Whenever a line contains the string "Зона", copy it out of the entries.
begin Information provided
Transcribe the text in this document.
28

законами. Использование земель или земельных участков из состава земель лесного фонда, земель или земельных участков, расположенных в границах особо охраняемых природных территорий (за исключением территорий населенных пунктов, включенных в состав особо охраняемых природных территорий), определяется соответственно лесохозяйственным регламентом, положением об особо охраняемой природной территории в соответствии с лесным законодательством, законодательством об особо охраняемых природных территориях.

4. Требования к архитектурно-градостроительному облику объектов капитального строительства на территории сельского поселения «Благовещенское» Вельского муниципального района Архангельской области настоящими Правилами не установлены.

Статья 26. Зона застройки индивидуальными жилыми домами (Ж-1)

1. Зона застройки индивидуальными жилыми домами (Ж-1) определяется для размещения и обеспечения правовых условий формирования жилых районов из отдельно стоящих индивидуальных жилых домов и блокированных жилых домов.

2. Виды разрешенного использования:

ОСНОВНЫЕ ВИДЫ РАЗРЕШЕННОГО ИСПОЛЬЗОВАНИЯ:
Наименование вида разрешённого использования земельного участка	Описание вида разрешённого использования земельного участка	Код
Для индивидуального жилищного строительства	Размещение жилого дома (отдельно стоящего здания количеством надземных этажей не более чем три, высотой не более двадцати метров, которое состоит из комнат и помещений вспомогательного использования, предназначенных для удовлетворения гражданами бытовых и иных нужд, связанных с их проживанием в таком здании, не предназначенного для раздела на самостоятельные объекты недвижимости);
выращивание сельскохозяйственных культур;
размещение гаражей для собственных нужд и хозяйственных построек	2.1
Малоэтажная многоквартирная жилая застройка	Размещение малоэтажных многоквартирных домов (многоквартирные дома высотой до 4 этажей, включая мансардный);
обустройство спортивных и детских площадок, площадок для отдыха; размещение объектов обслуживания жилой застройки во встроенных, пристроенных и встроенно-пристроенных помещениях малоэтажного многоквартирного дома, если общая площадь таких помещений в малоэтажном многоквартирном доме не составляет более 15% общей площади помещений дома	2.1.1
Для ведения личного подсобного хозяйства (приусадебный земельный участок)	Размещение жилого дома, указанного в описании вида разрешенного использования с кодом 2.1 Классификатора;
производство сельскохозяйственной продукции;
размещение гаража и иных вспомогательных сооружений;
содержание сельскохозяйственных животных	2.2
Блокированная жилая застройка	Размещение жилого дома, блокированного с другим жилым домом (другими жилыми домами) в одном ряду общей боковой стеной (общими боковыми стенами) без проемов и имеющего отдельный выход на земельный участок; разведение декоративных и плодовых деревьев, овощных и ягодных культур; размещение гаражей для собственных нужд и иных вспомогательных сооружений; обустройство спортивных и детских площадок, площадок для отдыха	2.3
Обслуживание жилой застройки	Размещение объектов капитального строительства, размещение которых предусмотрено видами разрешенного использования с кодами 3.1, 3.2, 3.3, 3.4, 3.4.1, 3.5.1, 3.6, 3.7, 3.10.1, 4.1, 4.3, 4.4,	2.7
end Information provided
- [Answer for the task]
Статья 26. Зона застройки индивидуальными жилыми домами (Ж-1)
1. Зона застройки индивидуальными жилыми домами (Ж-1) определяется для размещения и обеспечения правовых условий формирования жилых районов из отдельно стоящих индивидуальных жилых домов и блокированных жилых домов.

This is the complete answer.